◆ **Given problem**: Return all lines that include the string "Praktijkruimte".

Dataset items:
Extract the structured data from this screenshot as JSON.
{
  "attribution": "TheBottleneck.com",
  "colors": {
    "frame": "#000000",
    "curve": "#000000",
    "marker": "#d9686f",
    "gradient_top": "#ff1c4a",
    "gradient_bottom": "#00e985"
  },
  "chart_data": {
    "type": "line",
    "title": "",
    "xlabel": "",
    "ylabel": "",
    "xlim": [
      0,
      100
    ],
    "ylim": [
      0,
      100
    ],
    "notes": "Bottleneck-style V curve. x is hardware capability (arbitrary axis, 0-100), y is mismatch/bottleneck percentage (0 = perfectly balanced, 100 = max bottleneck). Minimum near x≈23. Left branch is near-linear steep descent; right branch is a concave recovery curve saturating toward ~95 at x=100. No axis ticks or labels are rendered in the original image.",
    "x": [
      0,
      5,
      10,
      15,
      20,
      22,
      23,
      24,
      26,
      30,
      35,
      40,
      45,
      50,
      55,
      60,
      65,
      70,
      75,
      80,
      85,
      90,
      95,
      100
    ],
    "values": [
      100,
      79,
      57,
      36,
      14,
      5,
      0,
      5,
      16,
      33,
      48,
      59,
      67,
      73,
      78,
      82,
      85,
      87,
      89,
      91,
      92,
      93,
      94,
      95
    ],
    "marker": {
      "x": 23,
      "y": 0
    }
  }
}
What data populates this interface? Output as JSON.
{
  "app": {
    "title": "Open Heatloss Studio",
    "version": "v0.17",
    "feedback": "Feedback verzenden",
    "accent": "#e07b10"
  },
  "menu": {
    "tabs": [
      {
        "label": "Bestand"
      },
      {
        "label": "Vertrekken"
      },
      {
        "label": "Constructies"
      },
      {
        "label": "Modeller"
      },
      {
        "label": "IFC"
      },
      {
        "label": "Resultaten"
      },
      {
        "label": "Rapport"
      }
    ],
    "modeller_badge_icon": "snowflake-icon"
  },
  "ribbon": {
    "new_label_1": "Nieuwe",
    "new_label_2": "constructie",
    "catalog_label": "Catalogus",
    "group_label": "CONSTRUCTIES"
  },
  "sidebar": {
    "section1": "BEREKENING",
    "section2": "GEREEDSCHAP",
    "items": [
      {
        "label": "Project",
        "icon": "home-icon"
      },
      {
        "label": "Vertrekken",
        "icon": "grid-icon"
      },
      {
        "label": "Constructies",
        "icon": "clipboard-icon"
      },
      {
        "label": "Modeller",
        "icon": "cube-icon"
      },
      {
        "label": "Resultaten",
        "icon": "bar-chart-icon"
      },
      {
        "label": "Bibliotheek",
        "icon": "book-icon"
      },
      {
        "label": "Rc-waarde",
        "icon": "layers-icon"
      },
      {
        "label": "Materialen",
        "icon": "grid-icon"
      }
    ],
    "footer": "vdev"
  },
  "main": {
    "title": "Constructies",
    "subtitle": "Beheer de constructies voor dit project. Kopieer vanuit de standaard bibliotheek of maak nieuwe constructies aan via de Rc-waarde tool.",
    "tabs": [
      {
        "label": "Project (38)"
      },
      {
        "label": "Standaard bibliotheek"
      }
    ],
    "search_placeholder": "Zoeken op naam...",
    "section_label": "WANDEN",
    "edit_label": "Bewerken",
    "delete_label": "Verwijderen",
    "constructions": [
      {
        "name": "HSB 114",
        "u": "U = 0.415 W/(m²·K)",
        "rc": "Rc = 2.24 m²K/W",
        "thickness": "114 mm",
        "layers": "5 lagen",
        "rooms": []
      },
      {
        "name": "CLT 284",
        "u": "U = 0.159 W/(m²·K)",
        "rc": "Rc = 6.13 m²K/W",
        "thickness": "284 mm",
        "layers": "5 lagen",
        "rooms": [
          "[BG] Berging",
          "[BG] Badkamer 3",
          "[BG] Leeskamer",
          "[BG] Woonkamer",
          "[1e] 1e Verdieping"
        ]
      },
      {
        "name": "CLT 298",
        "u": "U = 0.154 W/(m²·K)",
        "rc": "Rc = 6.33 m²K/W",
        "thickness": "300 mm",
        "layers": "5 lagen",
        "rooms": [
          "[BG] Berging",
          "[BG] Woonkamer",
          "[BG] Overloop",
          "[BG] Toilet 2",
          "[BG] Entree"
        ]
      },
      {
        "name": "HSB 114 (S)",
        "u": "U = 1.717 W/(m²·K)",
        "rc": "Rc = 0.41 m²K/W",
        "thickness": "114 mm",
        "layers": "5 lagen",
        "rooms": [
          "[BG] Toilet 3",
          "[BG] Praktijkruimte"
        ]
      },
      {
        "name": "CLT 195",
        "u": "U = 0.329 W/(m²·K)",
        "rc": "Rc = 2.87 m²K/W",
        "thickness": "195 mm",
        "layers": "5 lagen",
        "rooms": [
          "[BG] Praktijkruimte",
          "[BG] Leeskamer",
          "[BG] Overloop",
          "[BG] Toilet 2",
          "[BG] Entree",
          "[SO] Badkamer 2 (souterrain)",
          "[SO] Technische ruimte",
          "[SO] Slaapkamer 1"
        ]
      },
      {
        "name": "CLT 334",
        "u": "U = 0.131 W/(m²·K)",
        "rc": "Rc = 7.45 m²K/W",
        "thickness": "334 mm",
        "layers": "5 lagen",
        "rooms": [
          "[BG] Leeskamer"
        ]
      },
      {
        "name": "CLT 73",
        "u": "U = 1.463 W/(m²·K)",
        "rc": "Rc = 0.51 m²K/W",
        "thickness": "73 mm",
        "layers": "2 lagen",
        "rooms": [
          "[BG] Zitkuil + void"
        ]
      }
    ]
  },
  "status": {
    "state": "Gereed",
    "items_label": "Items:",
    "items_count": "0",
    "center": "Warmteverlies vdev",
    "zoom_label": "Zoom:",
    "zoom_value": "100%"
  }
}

◆ **Response to this exercise**:
          "[BG] Praktijkruimte"
          "[BG] Praktijkruimte",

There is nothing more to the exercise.